PAGE:
------------------------------------------------------------------------
For much of the world, especially Europe, a complete lack of ancient written documentation makes another response available: simply argue that the language currently spoken there must have been spoken far earlier than previously assumed, and hence got there not through invasion but through some more peaceful process. This yields the various Paleolithic Continuity Hypotheses. The main problem with this for linguists is that it forces us to postulate a much lower rate of linguistic change for the past than is observed for languages with a long written history, or even for unwritten languages that happen to have been recorded as long intervals; as a result, these hypotheses have remained fairly unpopular. For the Middle East, however, the point is moot: writing has a longer history there than anywhere else on the planet, and that history reveals regular episodes of language extinction, language shift, invasion, migration, exile, and everything else that we're supposed to be de-emphasising.

So if you really want to emphasise your languages' continuity with your ancestors', these are two more promising ways to do it. But I would suggest that there's no reason to bother. If your current identity isn't working out for you, and you don't think you can reform it, why not work on creating a genuinely new one, rather than perpetuating the obsession with heritage by digging around in history for an even older one? It worked out pretty well for America, after all.

Thursday, September 11, 2014

Why "Levantine" is Arabic, not Aramaic: Part 3

We've seen that historical linguists decide which languages share a more recent common ancestor on the basis of shared innovations (or their absence). But if you're paying attention, you may have noticed a potential problem here: innovations can be shared for at least three reasons:
  • Common ancestry - the reason why, for example, Proto-Indo-European intervocalic *s has changed to r both in Spanish and in French.
  • Contact - for example, the change of r (the rolled r you get in Spanish) to R (the uvular r you get in French) started in French, but spread to other European languages such as German, probably due to the prestige of French among the upper classes (actually there's some debate about the direction of spread - see eg this paper by Kostakis - but either way it spread through contact)
  • Chance - for example, θ (th) has changed to t both in Jamaican English and in Levantine, but not because they share any common history or close ties.

So, when it comes to shared innovations, what can we do to distinguish the "confounding factors" of chance and contact from common ancestry? There are two obvious general approaches. The most securely reliable is to establish relative chronology: if change A was applied to the outputs of change B, then obviously change B is the older. Unfortunately, many pairs of changes are commutative - the relative order makes no difference to the output. That often forces us to resort to the more probabilistic criterion of number of changes: if language A shares a lot of common innovations with language B to the exclusion of C, and only a couple with language C to the exclusion of B, then it's more parsimonious to group A with B and find some other explanation for those shared with C. For better results, we can weight the innovations according to the chances of them occurring independently: for example, a change of ð > d is rather common worldwide, whereas a change of ɬʼ > ʕ is rather unusual.
------------------------------------------------------------------------
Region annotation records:

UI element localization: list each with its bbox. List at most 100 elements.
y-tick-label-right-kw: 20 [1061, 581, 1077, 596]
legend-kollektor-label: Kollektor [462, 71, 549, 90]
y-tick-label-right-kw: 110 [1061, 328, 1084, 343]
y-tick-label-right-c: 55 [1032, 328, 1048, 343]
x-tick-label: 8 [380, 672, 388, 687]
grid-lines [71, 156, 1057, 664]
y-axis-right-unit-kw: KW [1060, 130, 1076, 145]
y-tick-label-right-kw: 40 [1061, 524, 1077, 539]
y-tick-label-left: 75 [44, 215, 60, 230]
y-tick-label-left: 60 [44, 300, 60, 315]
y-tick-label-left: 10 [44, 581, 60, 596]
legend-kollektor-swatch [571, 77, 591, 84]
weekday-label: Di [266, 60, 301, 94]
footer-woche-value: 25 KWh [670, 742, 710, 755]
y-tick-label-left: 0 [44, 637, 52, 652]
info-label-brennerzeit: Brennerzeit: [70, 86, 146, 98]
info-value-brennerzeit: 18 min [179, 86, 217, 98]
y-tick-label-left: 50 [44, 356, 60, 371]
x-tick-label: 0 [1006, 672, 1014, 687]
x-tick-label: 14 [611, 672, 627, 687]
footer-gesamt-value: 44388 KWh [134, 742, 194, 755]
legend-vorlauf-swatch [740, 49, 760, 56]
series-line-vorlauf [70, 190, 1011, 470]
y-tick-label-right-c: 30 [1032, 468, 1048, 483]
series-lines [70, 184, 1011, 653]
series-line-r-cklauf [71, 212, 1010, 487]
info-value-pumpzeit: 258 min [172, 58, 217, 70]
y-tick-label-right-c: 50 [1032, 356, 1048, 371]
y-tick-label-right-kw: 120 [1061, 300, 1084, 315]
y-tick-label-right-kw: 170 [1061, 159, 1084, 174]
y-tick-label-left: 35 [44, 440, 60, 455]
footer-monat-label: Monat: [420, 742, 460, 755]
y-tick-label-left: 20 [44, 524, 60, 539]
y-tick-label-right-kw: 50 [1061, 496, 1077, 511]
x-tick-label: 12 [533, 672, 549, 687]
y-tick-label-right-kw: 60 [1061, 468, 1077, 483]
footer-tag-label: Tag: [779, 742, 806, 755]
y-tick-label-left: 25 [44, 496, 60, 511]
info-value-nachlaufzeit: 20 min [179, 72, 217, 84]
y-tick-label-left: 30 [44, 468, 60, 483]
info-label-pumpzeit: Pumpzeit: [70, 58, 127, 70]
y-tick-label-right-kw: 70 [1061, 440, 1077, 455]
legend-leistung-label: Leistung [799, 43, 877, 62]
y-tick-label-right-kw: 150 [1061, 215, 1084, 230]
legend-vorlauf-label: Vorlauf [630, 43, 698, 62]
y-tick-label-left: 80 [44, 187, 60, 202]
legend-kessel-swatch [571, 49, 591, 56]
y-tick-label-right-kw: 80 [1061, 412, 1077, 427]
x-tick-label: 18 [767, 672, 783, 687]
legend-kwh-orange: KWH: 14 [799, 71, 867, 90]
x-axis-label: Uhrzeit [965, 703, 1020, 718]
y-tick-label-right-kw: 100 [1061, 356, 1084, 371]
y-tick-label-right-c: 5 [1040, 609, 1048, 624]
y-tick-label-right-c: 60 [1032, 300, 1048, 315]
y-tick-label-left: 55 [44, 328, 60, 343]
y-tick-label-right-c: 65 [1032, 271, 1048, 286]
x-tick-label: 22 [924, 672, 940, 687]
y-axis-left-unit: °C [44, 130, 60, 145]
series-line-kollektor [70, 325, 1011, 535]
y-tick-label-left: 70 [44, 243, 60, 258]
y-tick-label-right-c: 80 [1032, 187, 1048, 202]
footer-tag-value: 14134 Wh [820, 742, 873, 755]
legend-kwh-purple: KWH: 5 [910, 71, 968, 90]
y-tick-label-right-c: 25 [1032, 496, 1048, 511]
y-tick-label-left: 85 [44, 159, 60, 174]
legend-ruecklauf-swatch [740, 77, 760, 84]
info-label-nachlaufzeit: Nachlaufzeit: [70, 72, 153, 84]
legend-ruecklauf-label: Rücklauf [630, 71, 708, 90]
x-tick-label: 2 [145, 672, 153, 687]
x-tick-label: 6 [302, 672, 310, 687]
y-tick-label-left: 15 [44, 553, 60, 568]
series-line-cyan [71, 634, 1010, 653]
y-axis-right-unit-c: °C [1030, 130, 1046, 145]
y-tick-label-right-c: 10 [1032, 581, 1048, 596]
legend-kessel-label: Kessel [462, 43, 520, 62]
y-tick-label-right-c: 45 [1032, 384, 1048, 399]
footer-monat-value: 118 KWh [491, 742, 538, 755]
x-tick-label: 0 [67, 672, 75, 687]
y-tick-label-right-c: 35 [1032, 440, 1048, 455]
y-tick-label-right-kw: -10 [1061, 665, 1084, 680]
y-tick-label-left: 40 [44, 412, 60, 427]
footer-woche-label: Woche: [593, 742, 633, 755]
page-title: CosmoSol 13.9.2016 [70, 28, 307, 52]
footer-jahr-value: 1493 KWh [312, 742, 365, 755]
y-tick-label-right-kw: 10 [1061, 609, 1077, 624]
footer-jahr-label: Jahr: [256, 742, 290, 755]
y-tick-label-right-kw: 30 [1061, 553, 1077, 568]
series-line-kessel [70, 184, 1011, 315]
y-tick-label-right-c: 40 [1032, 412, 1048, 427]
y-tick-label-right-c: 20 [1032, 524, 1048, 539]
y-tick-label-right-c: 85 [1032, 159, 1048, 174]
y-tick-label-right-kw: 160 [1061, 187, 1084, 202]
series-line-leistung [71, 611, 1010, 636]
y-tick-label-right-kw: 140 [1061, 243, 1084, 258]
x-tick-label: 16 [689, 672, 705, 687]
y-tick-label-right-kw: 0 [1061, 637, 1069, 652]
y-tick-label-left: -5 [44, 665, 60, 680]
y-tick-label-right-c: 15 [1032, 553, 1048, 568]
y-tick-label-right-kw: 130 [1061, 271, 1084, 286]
------------------------------------------------------------------------
JOB A:
Using the Levantine post, decide whether each statement agrees with it. Answer yes or no for each, and quote the words that decide it.
(i) The change from the rolled r to the uvular r started in German.
(ii) The Paleolithic Continuity Hypotheses have remained fairly unpopular.
(iii) A change of ð > d is rather unusual worldwide.
JOB B: According to the Levantine post, what is the most securely reliable way to tell common ancestry apart from chance and contact?
JOB C: Continue the Levantine post after its final sentence.

OUTPUT A:
(i) No: "started in French, but spread to other European languages such as German"
(ii) Yes: "as a result, these hypotheses have remained fairly unpopular"
(iii) No: "a change of ð > d is rather common worldwide"

OUTPUT B: Establishing relative chronology.

OUTPUT C:
Levantine Arabic provides a useful case study: as NNT correctly pointed out, it shares a couple of innovative sound changes with Aramaic, in particular θ (th) > t, ð (dh) > d. (The hamza-y correspondence is a different issue - there's massive variation within Classical Arabic on where and whether hamza is realised, as can be seen from the different Qur'an reading traditions, and the consonantal orthography of Classical Arabic obviously reflects a dialect in which, like the majority of present-day dialects but unlike Modern Standard, hamza was hardly ever pronounced). Yet we have seen that Levantine Arabic does not share most of Aramaic's defining innovations, and does share important innovations of Arabic, such as the reflexes of proto-Semitic *g, *θʼ, *ɬʼ, and (depending on reconstruction) , the replacement of "say" (originally 'amar-) with qāl-, the metathesis of ʕam- "with" to maʕ-, or almost every detail of the extremely intricate broken plural system. How can this be explained?

If the explanation is common ancestry, then we should find the changes θ > t, ð > d only in Levantine words that are not Arabic innovations. In fact, however, we find them in words such as itnēn "two", in which the i- is an Arabic innovation - cp. Arabic iθnayni (acc/gen), Aramaic trēn, proto-Semitic *θn-ay-n(a). This hypothesis would also fail to account for the rest of the observations; if Levantine shares a more recent common ancestry with Aramaic than with Arabic, and is spoken exclusively in an area once dominated by Aramaic, then why on earth did it pick up so many innovations from Arabic while remaining immune to practically all the innovations Aramaic went through except these two? Both the criteria given above therefore point away from common ancestry as an explanation.

This suggests that we should consider contact. At first sight, you might think the answer is simple: Aramaic speakers couldn't pronounce interdentals, so they left them out of their Aramaic-accented Arabic. But that hypothesis would be absurd. By the late pre-Islamic era, all known varieties of Aramaic did in fact have the sounds θ and ð, due to a later development of t > θ, d > ð after vowels (except when doubled). We find these sounds alive and well in the only surviving Levantine Aramaic dialect, that of Maaloula: eg xoθla "wall", ḳrīθa "village", eḥða "one (f.)". Why, then, would Aramaic speakers change these sounds to t, d in Arabic?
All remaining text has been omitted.